Reproduce each of the lines word for word.
--- --- ---
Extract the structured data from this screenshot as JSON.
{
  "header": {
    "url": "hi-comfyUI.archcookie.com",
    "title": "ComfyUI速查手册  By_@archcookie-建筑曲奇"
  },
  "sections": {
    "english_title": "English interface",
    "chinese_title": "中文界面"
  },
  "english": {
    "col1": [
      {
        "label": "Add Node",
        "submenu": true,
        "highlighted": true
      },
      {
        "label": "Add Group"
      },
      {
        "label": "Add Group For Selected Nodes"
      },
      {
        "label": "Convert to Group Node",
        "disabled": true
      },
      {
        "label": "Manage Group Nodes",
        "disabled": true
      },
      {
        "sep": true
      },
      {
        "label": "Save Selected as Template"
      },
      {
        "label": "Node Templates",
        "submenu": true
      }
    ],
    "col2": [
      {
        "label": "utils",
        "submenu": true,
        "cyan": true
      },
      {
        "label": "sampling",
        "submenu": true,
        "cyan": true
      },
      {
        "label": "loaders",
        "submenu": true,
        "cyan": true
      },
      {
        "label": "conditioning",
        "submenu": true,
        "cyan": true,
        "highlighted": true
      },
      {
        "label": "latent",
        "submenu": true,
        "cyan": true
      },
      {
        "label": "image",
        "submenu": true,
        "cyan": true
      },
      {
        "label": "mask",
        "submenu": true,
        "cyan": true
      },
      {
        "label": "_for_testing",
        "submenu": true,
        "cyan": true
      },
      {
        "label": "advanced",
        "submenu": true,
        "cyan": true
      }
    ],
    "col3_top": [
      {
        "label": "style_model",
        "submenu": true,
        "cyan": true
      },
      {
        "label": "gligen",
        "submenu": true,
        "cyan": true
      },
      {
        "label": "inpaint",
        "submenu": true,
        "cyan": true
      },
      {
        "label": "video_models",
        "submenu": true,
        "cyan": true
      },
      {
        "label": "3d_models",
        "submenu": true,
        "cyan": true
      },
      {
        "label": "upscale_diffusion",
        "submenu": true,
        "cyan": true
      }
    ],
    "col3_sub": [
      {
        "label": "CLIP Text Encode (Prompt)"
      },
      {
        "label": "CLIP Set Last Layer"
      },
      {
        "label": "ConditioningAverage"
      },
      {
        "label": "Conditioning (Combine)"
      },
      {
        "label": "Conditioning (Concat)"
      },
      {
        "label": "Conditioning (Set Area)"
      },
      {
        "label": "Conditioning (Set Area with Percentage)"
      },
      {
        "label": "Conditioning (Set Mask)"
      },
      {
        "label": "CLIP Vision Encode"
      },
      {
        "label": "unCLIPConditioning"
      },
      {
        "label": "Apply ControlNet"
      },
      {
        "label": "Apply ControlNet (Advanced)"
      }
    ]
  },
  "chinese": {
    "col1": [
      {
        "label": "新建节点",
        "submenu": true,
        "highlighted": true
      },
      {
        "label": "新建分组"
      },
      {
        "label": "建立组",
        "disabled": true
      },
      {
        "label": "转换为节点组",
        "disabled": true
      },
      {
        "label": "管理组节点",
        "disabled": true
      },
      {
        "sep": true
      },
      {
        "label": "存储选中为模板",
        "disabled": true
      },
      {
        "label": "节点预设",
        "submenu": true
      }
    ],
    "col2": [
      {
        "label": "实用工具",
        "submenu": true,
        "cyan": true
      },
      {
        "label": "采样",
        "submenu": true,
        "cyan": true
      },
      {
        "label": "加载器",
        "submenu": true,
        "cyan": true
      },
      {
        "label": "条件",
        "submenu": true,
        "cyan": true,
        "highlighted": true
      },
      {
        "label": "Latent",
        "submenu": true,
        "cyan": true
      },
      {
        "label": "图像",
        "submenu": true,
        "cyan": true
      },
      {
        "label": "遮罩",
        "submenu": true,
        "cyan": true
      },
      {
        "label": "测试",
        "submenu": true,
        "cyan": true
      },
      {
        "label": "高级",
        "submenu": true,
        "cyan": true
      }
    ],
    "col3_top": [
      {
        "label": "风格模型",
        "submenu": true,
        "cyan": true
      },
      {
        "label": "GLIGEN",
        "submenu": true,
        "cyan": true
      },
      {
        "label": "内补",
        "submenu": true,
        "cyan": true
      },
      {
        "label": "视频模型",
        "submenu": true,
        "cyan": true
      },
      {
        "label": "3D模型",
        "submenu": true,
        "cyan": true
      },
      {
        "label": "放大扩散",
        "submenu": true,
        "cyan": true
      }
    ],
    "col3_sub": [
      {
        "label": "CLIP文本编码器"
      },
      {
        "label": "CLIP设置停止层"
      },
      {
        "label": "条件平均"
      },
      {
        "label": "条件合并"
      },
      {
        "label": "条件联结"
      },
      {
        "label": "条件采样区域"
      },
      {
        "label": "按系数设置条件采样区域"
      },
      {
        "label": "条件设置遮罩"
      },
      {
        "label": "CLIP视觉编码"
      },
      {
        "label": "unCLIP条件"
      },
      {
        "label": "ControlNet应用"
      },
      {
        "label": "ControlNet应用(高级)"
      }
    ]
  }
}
--- --- ---
EXERCISE SOLUTION:
Extract the structured data from this screenshot as JSON.
{
  "header": {
    "url": "hi-comfyUI.archcookie.com",
    "title": "ComfyUI速查手册  By_@archcookie-建筑曲奇"
  },
  "sections": {
    "english_title": "English interface",
    "chinese_title": "中文界面"
  },
  "english": {
    "col1": [
      {
        "label": "Add Node",
        "submenu": true,
        "highlighted": true
      },
      {
        "label": "Add Group"
      },
      {
        "label": "Add Group For Selected Nodes"
      },
      {
        "label": "Convert to Group Node",
        "disabled": true
      },
      {
        "label": "Manage Group Nodes",
        "disabled": true
      },
      {
        "sep": true
      },
      {
        "label": "Save Selected as Template"
      },
      {
        "label": "Node Templates",
        "submenu": true
      }
    ],
    "col2": [
      {
        "label": "utils",
        "submenu": true,
        "cyan": true
      },
      {
        "label": "sampling",
        "submenu": true,
        "cyan": true
      },
      {
        "label": "loaders",
        "submenu": true,
        "cyan": true
      },
      {
        "label": "conditioning",
        "submenu": true,
        "cyan": true,
        "highlighted": true
      },
      {
        "label": "latent",
        "submenu": true,
        "cyan": true
      },
      {
        "label": "image",
        "submenu": true,
        "cyan": true
      },
      {
        "label": "mask",
        "submenu": true,
        "cyan": true
      },
      {
        "label": "_for_testing",
        "submenu": true,
        "cyan": true
      },
      {
        "label": "advanced",
        "submenu": true,
        "cyan": true
      }
    ],
    "col3_top": [
      {
        "label": "style_model",
        "submenu": true,
        "cyan": true
      },
      {
        "label": "gligen",
        "submenu": true,
        "cyan": true
      },
      {
        "label": "inpaint",
        "submenu": true,
        "cyan": true
      },
      {
        "label": "video_models",
        "submenu": true,
        "cyan": true
      },
      {
        "label": "3d_models",
        "submenu": true,
        "cyan": true
      },
      {
        "label": "upscale_diffusion",
        "submenu": true,
        "cyan": true
      }
    ],
    "col3_sub": [
      {
        "label": "CLIP Text Encode (Prompt)"
      },
      {
        "label": "CLIP Set Last Layer"
      },
      {
        "label": "ConditioningAverage"
      },
      {
        "label": "Conditioning (Combine)"
      },
      {
        "label": "Conditioning (Concat)"
      },
      {
        "label": "Conditioning (Set Area)"
      },
      {
        "label": "Conditioning (Set Area with Percentage)"
      },
      {
        "label": "Conditioning (Set Mask)"
      },
      {
        "label": "CLIP Vision Encode"
      },
      {
        "label": "unCLIPConditioning"
      },
      {
        "label": "Apply ControlNet"
      },
      {
        "label": "Apply ControlNet (Advanced)"
      }
    ]
  },
  "chinese": {
    "col1": [
      {
        "label": "新建节点",
        "submenu": true,
        "highlighted": true
      },
      {
        "label": "新建分组"
      },
      {
        "label": "建立组",
        "disabled": true
      },
      {
        "label": "转换为节点组",
        "disabled": true
      },
      {
        "label": "管理组节点",
        "disabled": true
      },
      {
        "sep": true
      },
      {
        "label": "存储选中为模板",
        "disabled": true
      },
      {
        "label": "节点预设",
        "submenu": true
      }
    ],
    "col2": [
      {
        "label": "实用工具",
        "submenu": true,
        "cyan": true
      },
      {
        "label": "采样",
        "submenu": true,
        "cyan": true
      },
      {
        "label": "加载器",
        "submenu": true,
        "cyan": true
      },
      {
        "label": "条件",
        "submenu": true,
        "cyan": true,
        "highlighted": true
      },
      {
        "label": "Latent",
        "submenu": true,
        "cyan": true
      },
      {
        "label": "图像",
        "submenu": true,
        "cyan": true
      },
      {
        "label": "遮罩",
        "submenu": true,
        "cyan": true
      },
      {
        "label": "测试",
        "submenu": true,
        "cyan": true
      },
      {
        "label": "高级",
        "submenu": true,
        "cyan": true
      }
    ],
    "col3_top": [
      {
        "label": "风格模型",
        "submenu": true,
        "cyan": true
      },
      {
        "label": "GLIGEN",
        "submenu": true,
        "cyan": true
      },
      {
        "label": "内补",
        "submenu": true,
        "cyan": true
      },
      {
        "label": "视频模型",
        "submenu": true,
        "cyan": true
      },
      {
        "label": "3D模型",
        "submenu": true,
        "cyan": true
      },
      {
        "label": "放大扩散",
        "submenu": true,
        "cyan": true
      }
    ],
    "col3_sub": [
      {
        "label": "CLIP文本编码器"
      },
      {
        "label": "CLIP设置停止层"
      },
      {
        "label": "条件平均"
      },
      {
        "label": "条件合并"
      },
      {
        "label": "条件联结"
      },
      {
        "label": "条件采样区域"
      },
      {
        "label": "按系数设置条件采样区域"
      },
      {
        "label": "条件设置遮罩"
      },
      {
        "label": "CLIP视觉编码"
      },
      {
        "label": "unCLIP条件"
      },
      {
        "label": "ControlNet应用"
      },
      {
        "label": "ControlNet应用(高级)"
      }
    ]
  }
}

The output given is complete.